[To be done]:
Extract each line containing the string "doing".

[Entries shown]:
______

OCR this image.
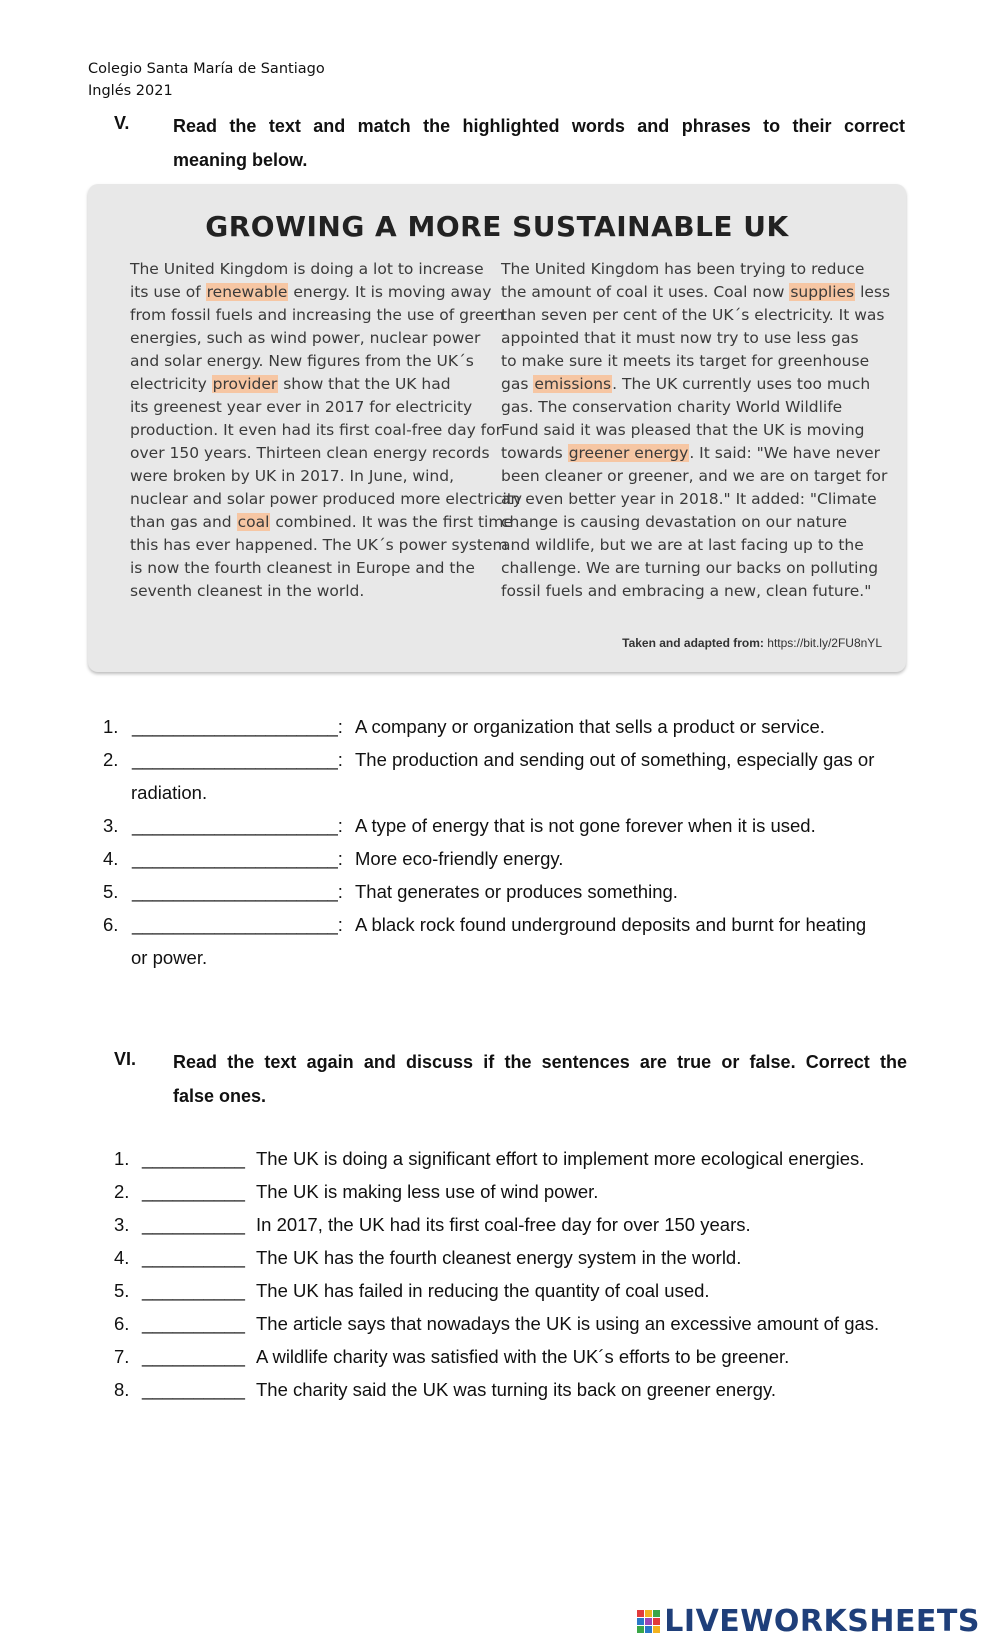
Colegio Santa María de Santiago
Inglés 2021
V. Read the text and match the highlighted words and phrases to their correct
meaning below.
GROWING A MORE SUSTAINABLE UK

The United Kingdom is doing a lot to increase

its use of renewable energy. It is moving away

from fossil fuels and increasing the use of green

energies, such as wind power, nuclear power

and solar energy. New figures from the UK´s

electricity provider show that the UK had

its greenest year ever in 2017 for electricity

production. It even had its first coal-free day for

over 150 years. Thirteen clean energy records

were broken by UK in 2017. In June, wind,

nuclear and solar power produced more electricity

than gas and coal combined. It was the first time

this has ever happened. The UK´s power system

is now the fourth cleanest in Europe and the

seventh cleanest in the world.

The United Kingdom has been trying to reduce

the amount of coal it uses. Coal now supplies less

than seven per cent of the UK´s electricity. It was

appointed that it must now try to use less gas

to make sure it meets its target for greenhouse

gas emissions. The UK currently uses too much

gas. The conservation charity World Wildlife

Fund said it was pleased that the UK is moving

towards greener energy. It said: "We have never

been cleaner or greener, and we are on target for

an even better year in 2018." It added: "Climate

change is causing devastation on our nature

and wildlife, but we are at last facing up to the

challenge. We are turning our backs on polluting

fossil fuels and embracing a new, clean future."

Taken and adapted from: https://bit.ly/2FU8nYL
1. ____________________: A company or organization that sells a product or service.
2. ____________________: The production and sending out of something, especially gas or
radiation.
3. ____________________: A type of energy that is not gone forever when it is used.
4. ____________________: More eco-friendly energy.
5. ____________________: That generates or produces something.
6. ____________________: A black rock found underground deposits and burnt for heating
or power.
VI. Read the text again and discuss if the sentences are true or false. Correct the
false ones.
1. __________ The UK is doing a significant effort to implement more ecological energies.
2. __________ The UK is making less use of wind power.
3. __________ In 2017, the UK had its first coal-free day for over 150 years.
4. __________ The UK has the fourth cleanest energy system in the world.
5. __________ The UK has failed in reducing the quantity of coal used.
6. __________ The article says that nowadays the UK is using an excessive amount of gas.
7. __________ A wildlife charity was satisfied with the UK´s efforts to be greener.
8. __________ The charity said the UK was turning its back on greener energy.
LIVEWORKSHEETS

______

[Expected answer]:
The United Kingdom is doing a lot to increase
1. __________ The UK is doing a significant effort to implement more ecological energies.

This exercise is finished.